### DATA TO USE
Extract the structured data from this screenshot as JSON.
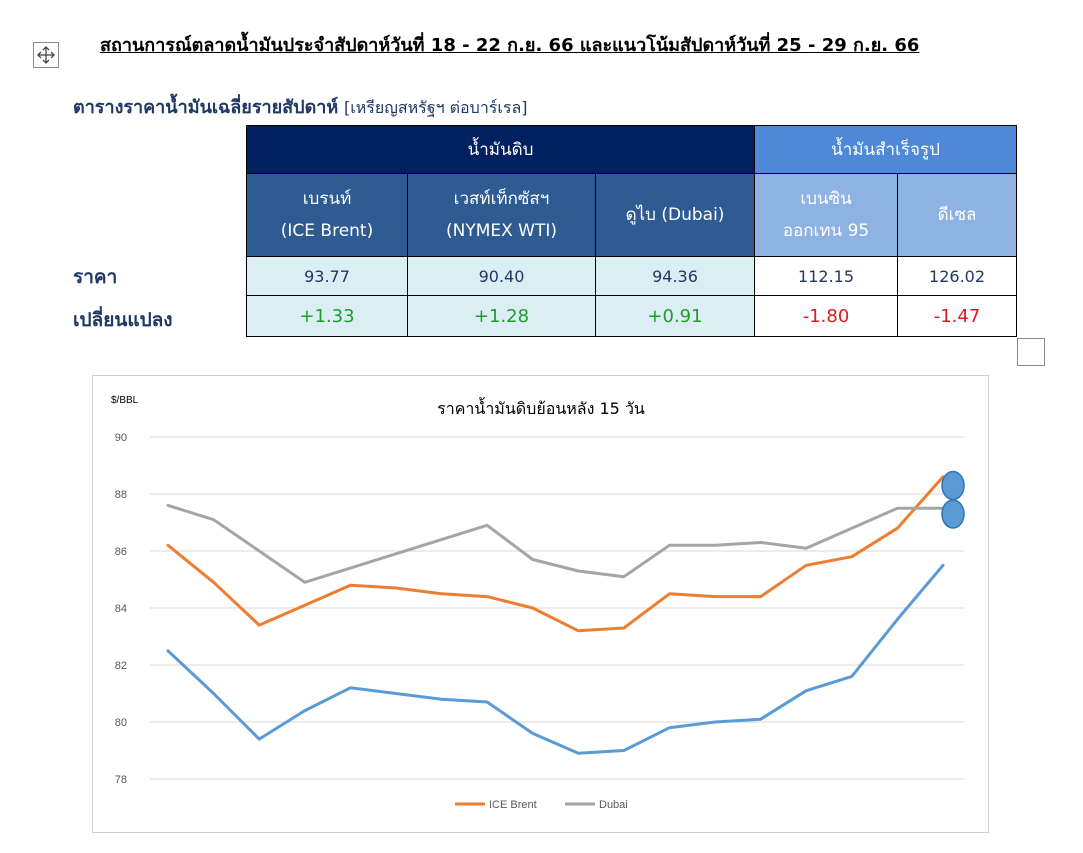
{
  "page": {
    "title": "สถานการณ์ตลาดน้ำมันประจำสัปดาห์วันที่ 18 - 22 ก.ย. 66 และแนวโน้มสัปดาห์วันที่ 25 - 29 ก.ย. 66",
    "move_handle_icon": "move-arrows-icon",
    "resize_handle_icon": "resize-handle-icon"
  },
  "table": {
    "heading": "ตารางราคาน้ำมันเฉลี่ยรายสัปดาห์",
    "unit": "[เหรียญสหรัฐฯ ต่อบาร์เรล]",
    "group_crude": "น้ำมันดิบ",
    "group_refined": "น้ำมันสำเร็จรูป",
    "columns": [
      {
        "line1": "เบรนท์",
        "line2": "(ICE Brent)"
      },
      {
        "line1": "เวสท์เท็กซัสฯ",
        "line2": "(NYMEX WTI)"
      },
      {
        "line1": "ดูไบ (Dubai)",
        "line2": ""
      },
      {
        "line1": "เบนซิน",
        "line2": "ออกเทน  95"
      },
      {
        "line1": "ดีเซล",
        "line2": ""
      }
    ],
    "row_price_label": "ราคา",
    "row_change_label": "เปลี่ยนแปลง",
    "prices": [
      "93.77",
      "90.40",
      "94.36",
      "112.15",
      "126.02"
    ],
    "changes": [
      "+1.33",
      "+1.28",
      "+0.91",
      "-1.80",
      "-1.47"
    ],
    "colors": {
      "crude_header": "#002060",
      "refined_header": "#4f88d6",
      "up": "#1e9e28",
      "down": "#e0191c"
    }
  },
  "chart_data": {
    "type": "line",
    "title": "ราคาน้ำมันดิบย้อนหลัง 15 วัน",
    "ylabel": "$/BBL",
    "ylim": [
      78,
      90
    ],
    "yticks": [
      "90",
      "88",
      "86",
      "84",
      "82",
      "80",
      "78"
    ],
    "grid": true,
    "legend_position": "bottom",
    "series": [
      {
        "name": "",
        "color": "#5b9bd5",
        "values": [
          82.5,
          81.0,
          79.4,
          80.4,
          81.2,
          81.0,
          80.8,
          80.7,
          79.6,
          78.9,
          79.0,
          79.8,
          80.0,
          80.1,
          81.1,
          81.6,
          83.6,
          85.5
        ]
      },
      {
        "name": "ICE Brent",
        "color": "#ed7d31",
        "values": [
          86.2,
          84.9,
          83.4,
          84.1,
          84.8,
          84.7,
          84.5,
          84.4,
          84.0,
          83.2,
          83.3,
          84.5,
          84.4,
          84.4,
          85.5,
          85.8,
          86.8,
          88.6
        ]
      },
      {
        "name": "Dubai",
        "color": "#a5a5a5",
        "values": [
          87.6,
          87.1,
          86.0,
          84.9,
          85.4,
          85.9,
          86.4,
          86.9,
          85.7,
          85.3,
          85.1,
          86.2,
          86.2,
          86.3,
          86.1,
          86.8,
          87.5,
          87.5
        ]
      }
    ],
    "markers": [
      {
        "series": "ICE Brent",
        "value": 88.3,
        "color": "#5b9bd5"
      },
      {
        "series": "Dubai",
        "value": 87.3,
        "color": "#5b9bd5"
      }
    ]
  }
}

### EXERCISE PROMPT
Repeat the material exactly as it reads, without any of its pictures.

### CORRECT RESULT
Extract the structured data from this screenshot as JSON.
{
  "page": {
    "title": "สถานการณ์ตลาดน้ำมันประจำสัปดาห์วันที่ 18 - 22 ก.ย. 66 และแนวโน้มสัปดาห์วันที่ 25 - 29 ก.ย. 66",
    "move_handle_icon": "move-arrows-icon",
    "resize_handle_icon": "resize-handle-icon"
  },
  "table": {
    "heading": "ตารางราคาน้ำมันเฉลี่ยรายสัปดาห์",
    "unit": "[เหรียญสหรัฐฯ ต่อบาร์เรล]",
    "group_crude": "น้ำมันดิบ",
    "group_refined": "น้ำมันสำเร็จรูป",
    "columns": [
      {
        "line1": "เบรนท์",
        "line2": "(ICE Brent)"
      },
      {
        "line1": "เวสท์เท็กซัสฯ",
        "line2": "(NYMEX WTI)"
      },
      {
        "line1": "ดูไบ (Dubai)",
        "line2": ""
      },
      {
        "line1": "เบนซิน",
        "line2": "ออกเทน  95"
      },
      {
        "line1": "ดีเซล",
        "line2": ""
      }
    ],
    "row_price_label": "ราคา",
    "row_change_label": "เปลี่ยนแปลง",
    "prices": [
      "93.77",
      "90.40",
      "94.36",
      "112.15",
      "126.02"
    ],
    "changes": [
      "+1.33",
      "+1.28",
      "+0.91",
      "-1.80",
      "-1.47"
    ],
    "colors": {
      "crude_header": "#002060",
      "refined_header": "#4f88d6",
      "up": "#1e9e28",
      "down": "#e0191c"
    }
  },
  "chart_data": {
    "type": "line",
    "title": "ราคาน้ำมันดิบย้อนหลัง 15 วัน",
    "ylabel": "$/BBL",
    "ylim": [
      78,
      90
    ],
    "yticks": [
      "90",
      "88",
      "86",
      "84",
      "82",
      "80",
      "78"
    ],
    "grid": true,
    "legend_position": "bottom",
    "series": [
      {
        "name": "",
        "color": "#5b9bd5",
        "values": [
          82.5,
          81.0,
          79.4,
          80.4,
          81.2,
          81.0,
          80.8,
          80.7,
          79.6,
          78.9,
          79.0,
          79.8,
          80.0,
          80.1,
          81.1,
          81.6,
          83.6,
          85.5
        ]
      },
      {
        "name": "ICE Brent",
        "color": "#ed7d31",
        "values": [
          86.2,
          84.9,
          83.4,
          84.1,
          84.8,
          84.7,
          84.5,
          84.4,
          84.0,
          83.2,
          83.3,
          84.5,
          84.4,
          84.4,
          85.5,
          85.8,
          86.8,
          88.6
        ]
      },
      {
        "name": "Dubai",
        "color": "#a5a5a5",
        "values": [
          87.6,
          87.1,
          86.0,
          84.9,
          85.4,
          85.9,
          86.4,
          86.9,
          85.7,
          85.3,
          85.1,
          86.2,
          86.2,
          86.3,
          86.1,
          86.8,
          87.5,
          87.5
        ]
      }
    ],
    "markers": [
      {
        "series": "ICE Brent",
        "value": 88.3,
        "color": "#5b9bd5"
      },
      {
        "series": "Dubai",
        "value": 87.3,
        "color": "#5b9bd5"
      }
    ]
  }
}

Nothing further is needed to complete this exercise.